Set the listing down unchanged, minus every embedded image.

● **Rows**
^^^^^^^^^^^^^^^^
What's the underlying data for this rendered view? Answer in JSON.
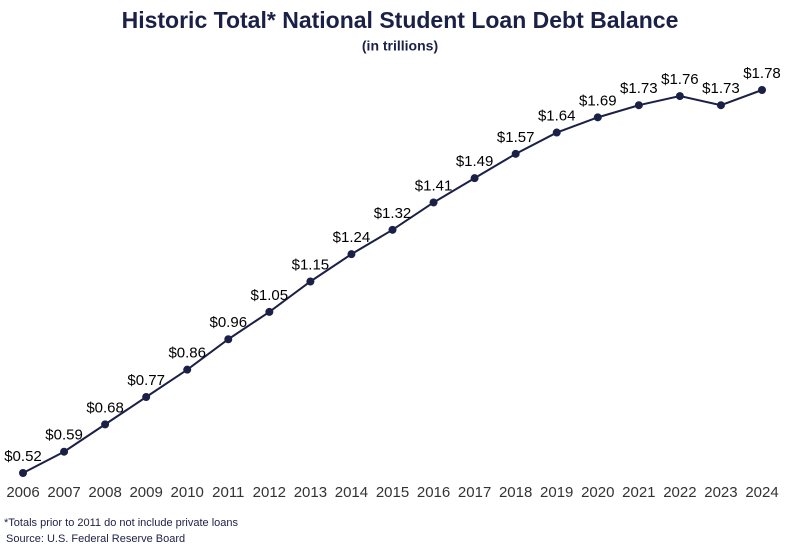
{
  "chart_data": {
    "type": "line",
    "title": "Historic Total* National Student Loan Debt Balance",
    "subtitle": "(in trillions)",
    "categories": [
      "2006",
      "2007",
      "2008",
      "2009",
      "2010",
      "2011",
      "2012",
      "2013",
      "2014",
      "2015",
      "2016",
      "2017",
      "2018",
      "2019",
      "2020",
      "2021",
      "2022",
      "2023",
      "2024"
    ],
    "series": [
      {
        "color": "#1b2047",
        "values": [
          0.52,
          0.59,
          0.68,
          0.77,
          0.86,
          0.96,
          1.05,
          1.15,
          1.24,
          1.32,
          1.41,
          1.49,
          1.57,
          1.64,
          1.69,
          1.73,
          1.76,
          1.73,
          1.78
        ],
        "value_labels": [
          "$0.52",
          "$0.59",
          "$0.68",
          "$0.77",
          "$0.86",
          "$0.96",
          "$1.05",
          "$1.15",
          "$1.24",
          "$1.32",
          "$1.41",
          "$1.49",
          "$1.57",
          "$1.64",
          "$1.69",
          "$1.73",
          "$1.76",
          "$1.73",
          "$1.78"
        ]
      }
    ],
    "notes": [
      "*Totals prior to 2011 do not include private loans",
      "Source: U.S. Federal Reserve Board"
    ]
  }
}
^^^^^^^^^^^^^^^^
● **Exercise output**
What's the underlying data for this rendered view? Answer in JSON.
{
  "chart_data": {
    "type": "line",
    "title": "Historic Total* National Student Loan Debt Balance",
    "subtitle": "(in trillions)",
    "categories": [
      "2006",
      "2007",
      "2008",
      "2009",
      "2010",
      "2011",
      "2012",
      "2013",
      "2014",
      "2015",
      "2016",
      "2017",
      "2018",
      "2019",
      "2020",
      "2021",
      "2022",
      "2023",
      "2024"
    ],
    "series": [
      {
        "color": "#1b2047",
        "values": [
          0.52,
          0.59,
          0.68,
          0.77,
          0.86,
          0.96,
          1.05,
          1.15,
          1.24,
          1.32,
          1.41,
          1.49,
          1.57,
          1.64,
          1.69,
          1.73,
          1.76,
          1.73,
          1.78
        ],
        "value_labels": [
          "$0.52",
          "$0.59",
          "$0.68",
          "$0.77",
          "$0.86",
          "$0.96",
          "$1.05",
          "$1.15",
          "$1.24",
          "$1.32",
          "$1.41",
          "$1.49",
          "$1.57",
          "$1.64",
          "$1.69",
          "$1.73",
          "$1.76",
          "$1.73",
          "$1.78"
        ]
      }
    ],
    "notes": [
      "*Totals prior to 2011 do not include private loans",
      "Source: U.S. Federal Reserve Board"
    ]
  }
}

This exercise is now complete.